→ To do
Leave out the pictures and repeat the data exactly.

→ Data extract
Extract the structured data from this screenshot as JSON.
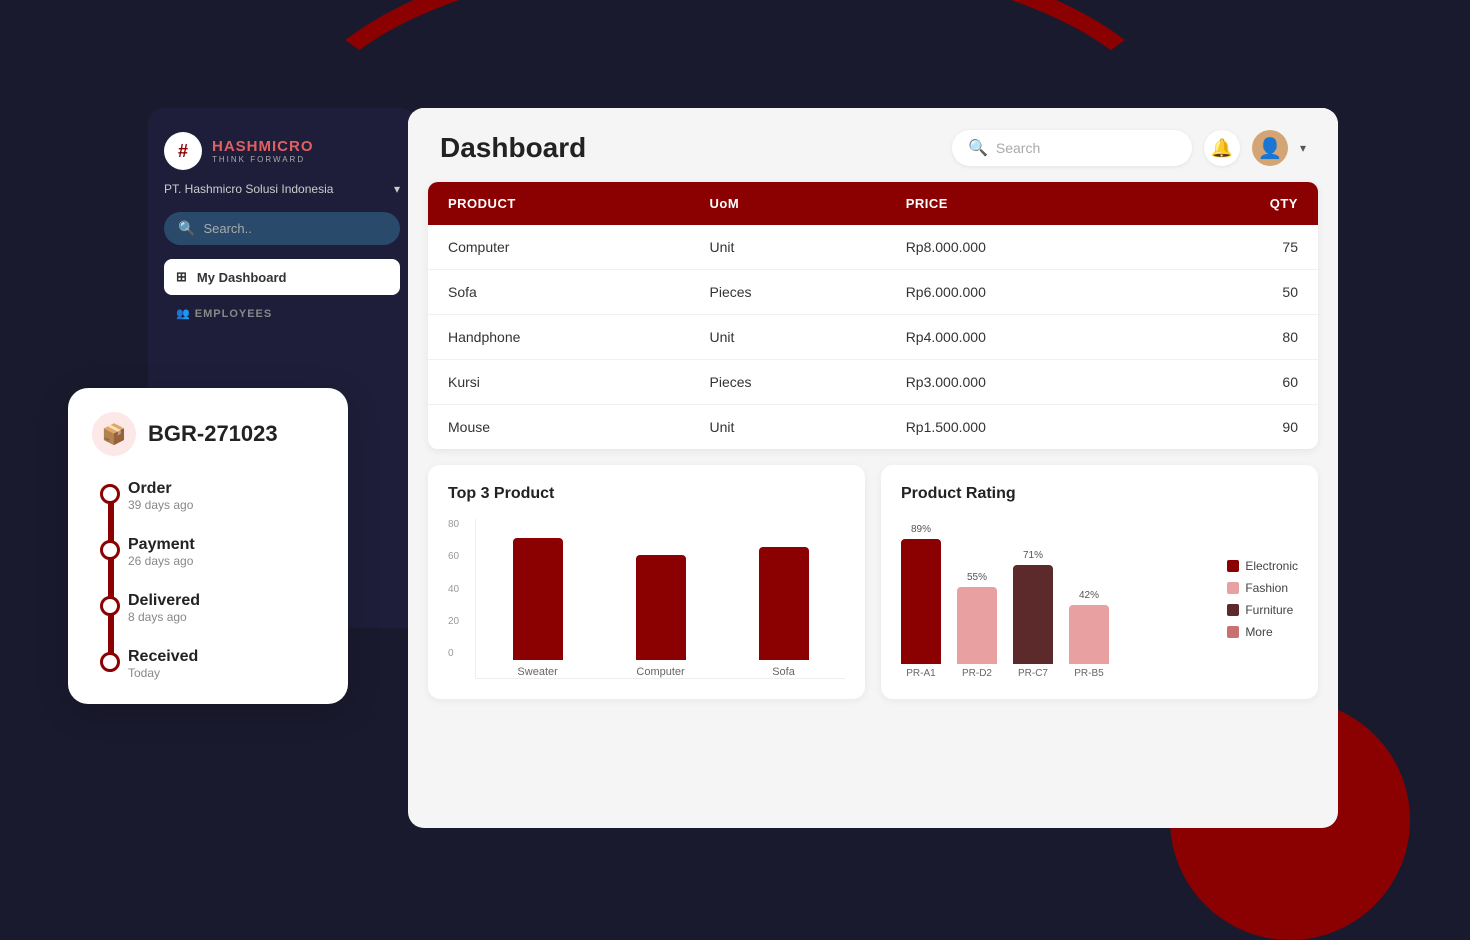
{
  "app": {
    "brand": {
      "name_part1": "HASH",
      "name_part2": "MICRO",
      "tagline": "THINK FORWARD",
      "icon": "#"
    },
    "company": "PT. Hashmicro Solusi Indonesia",
    "sidebar_search_placeholder": "Search.."
  },
  "sidebar": {
    "nav_items": [
      {
        "id": "dashboard",
        "label": "My Dashboard",
        "active": true,
        "icon": "grid"
      },
      {
        "id": "employees",
        "label": "EMPLOYEES",
        "section": true
      }
    ]
  },
  "header": {
    "title": "Dashboard",
    "search_placeholder": "Search",
    "search_label": "Search"
  },
  "table": {
    "columns": [
      "PRODUCT",
      "UoM",
      "PRICE",
      "QTY"
    ],
    "rows": [
      {
        "product": "Computer",
        "uom": "Unit",
        "price": "Rp8.000.000",
        "qty": "75"
      },
      {
        "product": "Sofa",
        "uom": "Pieces",
        "price": "Rp6.000.000",
        "qty": "50"
      },
      {
        "product": "Handphone",
        "uom": "Unit",
        "price": "Rp4.000.000",
        "qty": "80"
      },
      {
        "product": "Kursi",
        "uom": "Pieces",
        "price": "Rp3.000.000",
        "qty": "60"
      },
      {
        "product": "Mouse",
        "uom": "Unit",
        "price": "Rp1.500.000",
        "qty": "90"
      }
    ]
  },
  "top3_chart": {
    "title": "Top 3 Product",
    "y_labels": [
      "0",
      "20",
      "40",
      "60",
      "80"
    ],
    "bars": [
      {
        "label": "Sweater",
        "value": 70,
        "height_pct": 87
      },
      {
        "label": "Computer",
        "value": 60,
        "height_pct": 75
      },
      {
        "label": "Sofa",
        "value": 65,
        "height_pct": 81
      }
    ]
  },
  "rating_chart": {
    "title": "Product Rating",
    "bars": [
      {
        "id": "PR-A1",
        "pct": "89%",
        "value": 89,
        "color": "#8b0000"
      },
      {
        "id": "PR-D2",
        "pct": "55%",
        "value": 55,
        "color": "#e8a0a0"
      },
      {
        "id": "PR-C7",
        "pct": "71%",
        "value": 71,
        "color": "#5c2a2a"
      },
      {
        "id": "PR-B5",
        "pct": "42%",
        "value": 42,
        "color": "#e8a0a0"
      }
    ],
    "legend": [
      {
        "label": "Electronic",
        "color": "#8b0000"
      },
      {
        "label": "Fashion",
        "color": "#e8a0a0"
      },
      {
        "label": "Furniture",
        "color": "#5c2a2a"
      },
      {
        "label": "More",
        "color": "#c97070"
      }
    ]
  },
  "order_card": {
    "id": "BGR-271023",
    "steps": [
      {
        "title": "Order",
        "time": "39 days ago"
      },
      {
        "title": "Payment",
        "time": "26 days ago"
      },
      {
        "title": "Delivered",
        "time": "8 days ago"
      },
      {
        "title": "Received",
        "time": "Today"
      }
    ]
  },
  "colors": {
    "primary": "#8b0000",
    "accent": "#e8a0a0",
    "sidebar_bg": "#1e1e3a",
    "sidebar_search": "#2a4a6b"
  }
}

→ Full answer
Extract the structured data from this screenshot as JSON.
{
  "app": {
    "brand": {
      "name_part1": "HASH",
      "name_part2": "MICRO",
      "tagline": "THINK FORWARD",
      "icon": "#"
    },
    "company": "PT. Hashmicro Solusi Indonesia",
    "sidebar_search_placeholder": "Search.."
  },
  "sidebar": {
    "nav_items": [
      {
        "id": "dashboard",
        "label": "My Dashboard",
        "active": true,
        "icon": "grid"
      },
      {
        "id": "employees",
        "label": "EMPLOYEES",
        "section": true
      }
    ]
  },
  "header": {
    "title": "Dashboard",
    "search_placeholder": "Search",
    "search_label": "Search"
  },
  "table": {
    "columns": [
      "PRODUCT",
      "UoM",
      "PRICE",
      "QTY"
    ],
    "rows": [
      {
        "product": "Computer",
        "uom": "Unit",
        "price": "Rp8.000.000",
        "qty": "75"
      },
      {
        "product": "Sofa",
        "uom": "Pieces",
        "price": "Rp6.000.000",
        "qty": "50"
      },
      {
        "product": "Handphone",
        "uom": "Unit",
        "price": "Rp4.000.000",
        "qty": "80"
      },
      {
        "product": "Kursi",
        "uom": "Pieces",
        "price": "Rp3.000.000",
        "qty": "60"
      },
      {
        "product": "Mouse",
        "uom": "Unit",
        "price": "Rp1.500.000",
        "qty": "90"
      }
    ]
  },
  "top3_chart": {
    "title": "Top 3 Product",
    "y_labels": [
      "0",
      "20",
      "40",
      "60",
      "80"
    ],
    "bars": [
      {
        "label": "Sweater",
        "value": 70,
        "height_pct": 87
      },
      {
        "label": "Computer",
        "value": 60,
        "height_pct": 75
      },
      {
        "label": "Sofa",
        "value": 65,
        "height_pct": 81
      }
    ]
  },
  "rating_chart": {
    "title": "Product Rating",
    "bars": [
      {
        "id": "PR-A1",
        "pct": "89%",
        "value": 89,
        "color": "#8b0000"
      },
      {
        "id": "PR-D2",
        "pct": "55%",
        "value": 55,
        "color": "#e8a0a0"
      },
      {
        "id": "PR-C7",
        "pct": "71%",
        "value": 71,
        "color": "#5c2a2a"
      },
      {
        "id": "PR-B5",
        "pct": "42%",
        "value": 42,
        "color": "#e8a0a0"
      }
    ],
    "legend": [
      {
        "label": "Electronic",
        "color": "#8b0000"
      },
      {
        "label": "Fashion",
        "color": "#e8a0a0"
      },
      {
        "label": "Furniture",
        "color": "#5c2a2a"
      },
      {
        "label": "More",
        "color": "#c97070"
      }
    ]
  },
  "order_card": {
    "id": "BGR-271023",
    "steps": [
      {
        "title": "Order",
        "time": "39 days ago"
      },
      {
        "title": "Payment",
        "time": "26 days ago"
      },
      {
        "title": "Delivered",
        "time": "8 days ago"
      },
      {
        "title": "Received",
        "time": "Today"
      }
    ]
  },
  "colors": {
    "primary": "#8b0000",
    "accent": "#e8a0a0",
    "sidebar_bg": "#1e1e3a",
    "sidebar_search": "#2a4a6b"
  }
}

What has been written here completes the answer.